TASK DETAILS: Give every line of the material again, exactly as written.

DATA FOR PROCESSING:
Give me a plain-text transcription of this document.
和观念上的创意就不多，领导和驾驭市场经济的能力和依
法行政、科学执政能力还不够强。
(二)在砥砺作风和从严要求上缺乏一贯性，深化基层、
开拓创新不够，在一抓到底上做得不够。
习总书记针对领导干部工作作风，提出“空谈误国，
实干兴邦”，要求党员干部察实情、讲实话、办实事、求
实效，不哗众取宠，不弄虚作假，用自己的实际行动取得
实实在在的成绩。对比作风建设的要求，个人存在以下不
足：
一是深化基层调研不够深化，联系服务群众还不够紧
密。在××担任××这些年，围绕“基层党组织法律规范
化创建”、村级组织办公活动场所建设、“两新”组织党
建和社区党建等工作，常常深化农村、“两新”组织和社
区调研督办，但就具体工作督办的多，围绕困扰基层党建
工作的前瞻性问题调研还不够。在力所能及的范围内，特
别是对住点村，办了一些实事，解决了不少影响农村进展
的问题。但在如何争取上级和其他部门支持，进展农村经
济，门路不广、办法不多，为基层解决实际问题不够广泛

TASK RESULT:
Give me a plain-text transcription of this document.
和观念上的创意就不多，领导和驾驭市场经济的能力和依
法行政、科学执政能力还不够强。
(二)在砥砺作风和从严要求上缺乏一贯性，深化基层、
开拓创新不够，在一抓到底上做得不够。
习总书记针对领导干部工作作风，提出“空谈误国，
实干兴邦”，要求党员干部察实情、讲实话、办实事、求
实效，不哗众取宠，不弄虚作假，用自己的实际行动取得
实实在在的成绩。对比作风建设的要求，个人存在以下不
足：
一是深化基层调研不够深化，联系服务群众还不够紧
密。在××担任××这些年，围绕“基层党组织法律规范
化创建”、村级组织办公活动场所建设、“两新”组织党
建和社区党建等工作，常常深化农村、“两新”组织和社
区调研督办，但就具体工作督办的多，围绕困扰基层党建
工作的前瞻性问题调研还不够。在力所能及的范围内，特
别是对住点村，办了一些实事，解决了不少影响农村进展
的问题。但在如何争取上级和其他部门支持，进展农村经
济，门路不广、办法不多，为基层解决实际问题不够广泛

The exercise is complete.